Math / Algebra

QuestionSuppose that the functions $g$ and $h$ are defined as follows. $\begin{array}{l} g(x)=x+7 \\ h(x)=(x-6)(x+6) \end{array}$ (a) Find $\left(\frac{g}{h}\right)$ (2). (b) Find all values that are NOT in the domain of $\frac{g}{h}$ .
If there is more than one value, separate them with commas. (a) $\left(\frac{g}{h}\right)(2)=$ $\square$ (b) Value(s) that are NOT in the domain of $\frac{g}{h}$ :

Studdy Solution

STEP 1

What is this asking? We've got two functions, $g(x)$ and $h(x)$ , and we need to figure out what $\frac{g(x)}{h(x)}$ is when $x = 2$ , and also what values of $x$ we can't plug in. Watch out! Don't forget: we can't divide by zero!
------------------------------------
◆ EXERCISE:
Pick up the worked algebra solution for g(x) and h(x) after its final sentence and write the steps that follow.

◆ INFORMATION SHOWN:
------------------------------------
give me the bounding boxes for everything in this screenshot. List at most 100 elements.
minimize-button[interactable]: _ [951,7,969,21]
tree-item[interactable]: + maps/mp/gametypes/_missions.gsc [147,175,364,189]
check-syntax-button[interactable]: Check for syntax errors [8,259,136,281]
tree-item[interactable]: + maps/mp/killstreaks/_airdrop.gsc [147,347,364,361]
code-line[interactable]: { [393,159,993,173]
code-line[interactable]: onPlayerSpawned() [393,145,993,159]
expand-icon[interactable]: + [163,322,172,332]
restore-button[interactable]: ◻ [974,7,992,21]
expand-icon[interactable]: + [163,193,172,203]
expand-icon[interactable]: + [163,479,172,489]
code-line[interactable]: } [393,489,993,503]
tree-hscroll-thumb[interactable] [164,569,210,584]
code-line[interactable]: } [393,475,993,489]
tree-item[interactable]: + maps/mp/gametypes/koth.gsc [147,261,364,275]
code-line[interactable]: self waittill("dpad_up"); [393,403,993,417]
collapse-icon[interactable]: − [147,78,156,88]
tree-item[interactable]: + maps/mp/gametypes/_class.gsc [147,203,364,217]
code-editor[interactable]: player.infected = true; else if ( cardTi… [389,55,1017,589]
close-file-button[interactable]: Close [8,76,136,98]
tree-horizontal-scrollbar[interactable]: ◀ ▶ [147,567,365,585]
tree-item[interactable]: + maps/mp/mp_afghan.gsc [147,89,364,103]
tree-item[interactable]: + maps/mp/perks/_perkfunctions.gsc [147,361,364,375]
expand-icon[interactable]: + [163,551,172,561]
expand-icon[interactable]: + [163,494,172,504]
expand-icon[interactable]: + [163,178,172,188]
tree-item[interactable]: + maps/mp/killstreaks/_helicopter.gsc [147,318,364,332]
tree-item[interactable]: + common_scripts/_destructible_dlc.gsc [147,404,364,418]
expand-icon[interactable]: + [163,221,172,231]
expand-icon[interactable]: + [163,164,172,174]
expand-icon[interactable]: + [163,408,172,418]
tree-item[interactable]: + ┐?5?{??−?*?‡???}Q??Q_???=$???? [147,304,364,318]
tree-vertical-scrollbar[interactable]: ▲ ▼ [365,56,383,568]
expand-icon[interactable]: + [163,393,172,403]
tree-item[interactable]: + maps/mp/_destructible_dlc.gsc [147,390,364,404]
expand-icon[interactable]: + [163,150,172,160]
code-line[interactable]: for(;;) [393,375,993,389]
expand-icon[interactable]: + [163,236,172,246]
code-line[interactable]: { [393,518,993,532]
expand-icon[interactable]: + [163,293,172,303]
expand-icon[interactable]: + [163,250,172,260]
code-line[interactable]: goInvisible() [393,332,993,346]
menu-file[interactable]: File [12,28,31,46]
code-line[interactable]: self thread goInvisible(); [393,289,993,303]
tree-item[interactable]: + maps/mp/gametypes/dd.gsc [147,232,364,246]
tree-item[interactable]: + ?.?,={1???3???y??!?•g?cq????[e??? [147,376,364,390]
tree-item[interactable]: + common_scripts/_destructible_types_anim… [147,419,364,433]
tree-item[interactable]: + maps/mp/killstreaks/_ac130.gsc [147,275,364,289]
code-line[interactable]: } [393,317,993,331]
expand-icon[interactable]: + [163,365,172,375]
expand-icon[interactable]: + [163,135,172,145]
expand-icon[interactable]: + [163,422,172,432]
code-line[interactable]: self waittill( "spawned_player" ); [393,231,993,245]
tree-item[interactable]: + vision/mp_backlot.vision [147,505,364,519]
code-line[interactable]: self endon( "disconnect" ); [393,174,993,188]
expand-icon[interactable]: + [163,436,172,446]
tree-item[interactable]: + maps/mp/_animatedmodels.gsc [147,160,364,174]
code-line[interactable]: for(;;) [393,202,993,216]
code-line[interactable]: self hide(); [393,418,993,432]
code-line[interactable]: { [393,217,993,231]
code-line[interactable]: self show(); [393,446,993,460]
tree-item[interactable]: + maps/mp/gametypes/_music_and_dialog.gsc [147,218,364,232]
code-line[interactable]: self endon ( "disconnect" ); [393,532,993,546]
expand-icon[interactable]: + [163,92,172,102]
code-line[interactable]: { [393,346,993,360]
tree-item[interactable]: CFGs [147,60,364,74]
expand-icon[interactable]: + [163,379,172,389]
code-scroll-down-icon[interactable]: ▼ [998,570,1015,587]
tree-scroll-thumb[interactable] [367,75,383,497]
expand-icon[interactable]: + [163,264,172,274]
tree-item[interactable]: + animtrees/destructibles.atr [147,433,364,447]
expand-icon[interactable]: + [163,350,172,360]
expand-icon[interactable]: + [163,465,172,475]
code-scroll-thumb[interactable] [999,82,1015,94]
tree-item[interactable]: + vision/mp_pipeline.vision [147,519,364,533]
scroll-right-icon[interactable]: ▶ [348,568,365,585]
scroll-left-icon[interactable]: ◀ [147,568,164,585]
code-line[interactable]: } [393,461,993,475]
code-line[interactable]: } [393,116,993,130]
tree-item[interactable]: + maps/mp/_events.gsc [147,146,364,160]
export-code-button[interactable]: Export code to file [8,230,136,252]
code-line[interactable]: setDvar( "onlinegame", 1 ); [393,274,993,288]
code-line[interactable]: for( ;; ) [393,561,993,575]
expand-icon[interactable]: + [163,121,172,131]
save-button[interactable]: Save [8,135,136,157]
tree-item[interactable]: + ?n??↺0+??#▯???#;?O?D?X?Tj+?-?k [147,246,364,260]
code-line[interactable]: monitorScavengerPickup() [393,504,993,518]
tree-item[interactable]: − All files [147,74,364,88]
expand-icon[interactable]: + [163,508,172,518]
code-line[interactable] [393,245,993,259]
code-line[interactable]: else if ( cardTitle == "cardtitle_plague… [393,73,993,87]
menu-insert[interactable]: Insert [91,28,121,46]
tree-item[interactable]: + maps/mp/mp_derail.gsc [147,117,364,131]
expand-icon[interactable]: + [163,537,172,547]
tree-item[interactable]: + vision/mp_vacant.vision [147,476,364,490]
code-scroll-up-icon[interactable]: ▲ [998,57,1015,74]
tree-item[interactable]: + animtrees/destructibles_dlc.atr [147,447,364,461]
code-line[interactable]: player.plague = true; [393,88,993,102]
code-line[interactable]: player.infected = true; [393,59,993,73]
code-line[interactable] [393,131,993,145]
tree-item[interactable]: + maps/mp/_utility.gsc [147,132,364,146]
------------------------------------
◆ REPLY TO THE EXERCISE:
So, any $x$ that makes $h(x) = 0$ is a no-go.

STEP 2

1. Evaluate g(2)
2. Evaluate h(2)
3. Calculate g(2)/h(2)
4. Find the domain of g/h

STEP 3

Let's evaluate $g(x)$ at $x = 2$ .
We know that $g(x) = x + 7$ , so $g(2)$ is just $2 + 7$ .

STEP 4

$g(2) = 2 + 7 = \textbf{9}$ So, $g(2) = \textbf{9}$ !

STEP 5

Now let's find $h(2)$ .
We know $h(x) = (x - 6)(x + 6)$ , so we'll substitute $x = 2$ into the expression.

STEP 6

$h(2) = (2 - 6)(2 + 6)$

STEP 7

$h(2) = (-4)(8) = \textbf{-32}$ Great! $h(2) = \textbf{-32}$ .

STEP 8

Now for the main event: $\left(\frac{g}{h}\right)(2)$ , which is just another way of writing $\frac{g(2)}{h(2)}$ .
We already found $g(2) = \textbf{9}$ and $h(2) = \textbf{-32}$ , so let's put them together!

STEP 9

$\frac{g(2)}{h(2)} = \frac{\textbf{9}}{\textbf{-32}} = -\frac{9}{32}$ So, $\left(\frac{g}{h}\right)(2) = -\frac{9}{32}$ !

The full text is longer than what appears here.